Input material:
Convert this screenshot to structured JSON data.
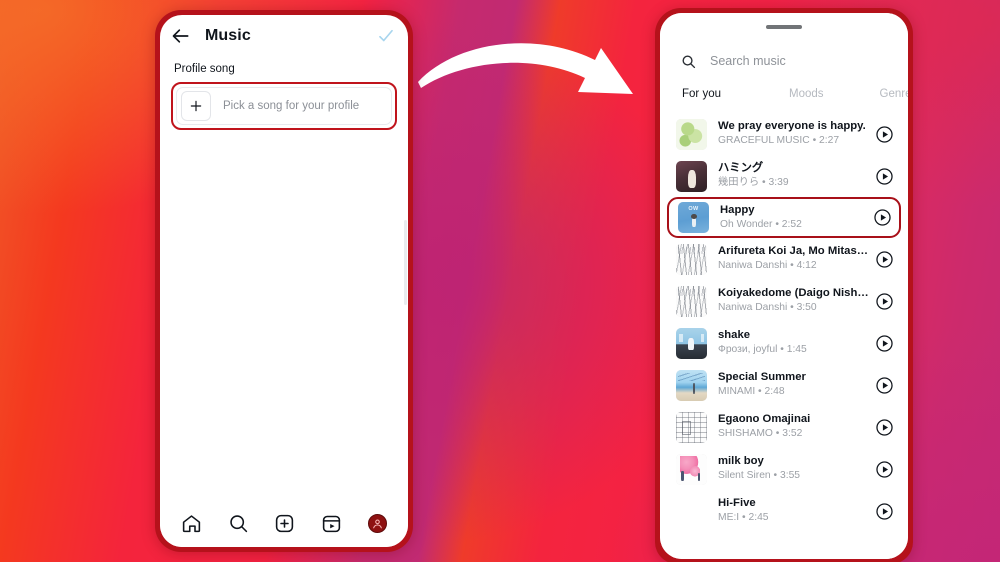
{
  "background": {
    "colors": [
      "#f05a28",
      "#f4243c",
      "#c52a72",
      "#c12a72"
    ]
  },
  "arrow": {
    "icon": "curved-arrow-right-icon"
  },
  "left_phone": {
    "header": {
      "back_icon": "back-arrow-icon",
      "title": "Music",
      "confirm_icon": "checkmark-icon",
      "confirm_color": "#a8d5ee"
    },
    "section_label": "Profile song",
    "pick_song": {
      "plus_icon": "plus-icon",
      "text": "Pick a song for your profile",
      "highlight_color": "#c0141c"
    },
    "navbar": {
      "items": [
        {
          "icon": "home-icon",
          "label": "Home"
        },
        {
          "icon": "search-icon",
          "label": "Search"
        },
        {
          "icon": "add-post-icon",
          "label": "Create"
        },
        {
          "icon": "reels-icon",
          "label": "Reels"
        },
        {
          "icon": "profile-avatar-icon",
          "label": "Profile"
        }
      ]
    }
  },
  "right_phone": {
    "drag_handle": "drag-handle",
    "search": {
      "icon": "search-icon",
      "placeholder": "Search music",
      "value": ""
    },
    "tabs": [
      {
        "label": "For you",
        "active": true
      },
      {
        "label": "Moods",
        "active": false
      },
      {
        "label": "Genres",
        "active": false
      }
    ],
    "songs": [
      {
        "title": "We pray everyone is happy.",
        "artist": "GRACEFUL MUSIC",
        "duration": "2:27",
        "subtitle": "GRACEFUL MUSIC • 2:27",
        "art": "green-leaves",
        "highlighted": false,
        "play_icon": "play-circle-icon"
      },
      {
        "title": "ハミング",
        "artist": "幾田りら",
        "duration": "3:39",
        "subtitle": "幾田りら • 3:39",
        "art": "dark-photo",
        "highlighted": false,
        "play_icon": "play-circle-icon"
      },
      {
        "title": "Happy",
        "artist": "Oh Wonder",
        "duration": "2:52",
        "subtitle": "Oh Wonder • 2:52",
        "art": "blue-ow",
        "highlighted": true,
        "play_icon": "play-circle-icon"
      },
      {
        "title": "Arifureta Koi Ja, Mo Mitasarenai",
        "artist": "Naniwa Danshi",
        "duration": "4:12",
        "subtitle": "Naniwa Danshi • 4:12",
        "art": "sketch-group",
        "highlighted": false,
        "play_icon": "play-circle-icon"
      },
      {
        "title": "Koiyakedome (Daigo Nishihata/Ry...",
        "artist": "Naniwa Danshi",
        "duration": "3:50",
        "subtitle": "Naniwa Danshi • 3:50",
        "art": "sketch-group",
        "highlighted": false,
        "play_icon": "play-circle-icon"
      },
      {
        "title": "shake",
        "artist": "Фрози, joyful",
        "duration": "1:45",
        "subtitle": "Фрози, joyful • 1:45",
        "art": "blue-stage",
        "highlighted": false,
        "play_icon": "play-circle-icon"
      },
      {
        "title": "Special Summer",
        "artist": "MINAMI",
        "duration": "2:48",
        "subtitle": "MINAMI • 2:48",
        "art": "beach",
        "highlighted": false,
        "play_icon": "play-circle-icon"
      },
      {
        "title": "Egaono Omajinai",
        "artist": "SHISHAMO",
        "duration": "3:52",
        "subtitle": "SHISHAMO • 3:52",
        "art": "sketch-room",
        "highlighted": false,
        "play_icon": "play-circle-icon"
      },
      {
        "title": "milk boy",
        "artist": "Silent Siren",
        "duration": "3:55",
        "subtitle": "Silent Siren • 3:55",
        "art": "pink-flower",
        "highlighted": false,
        "play_icon": "play-circle-icon"
      },
      {
        "title": "Hi-Five",
        "artist": "ME:I",
        "duration": "2:45",
        "subtitle": "ME:I • 2:45",
        "art": "none",
        "highlighted": false,
        "play_icon": "play-circle-icon"
      }
    ]
  }
}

Written exercise:
Return all lines containing the word "artist".

Response:
        "artist": "GRACEFUL MUSIC",
        "artist": "幾田りら",
        "artist": "Oh Wonder",
        "artist": "Naniwa Danshi",
        "artist": "Naniwa Danshi",
        "artist": "Фрози, joyful",
        "artist": "MINAMI",
        "artist": "SHISHAMO",
        "artist": "Silent Siren",
        "artist": "ME:I",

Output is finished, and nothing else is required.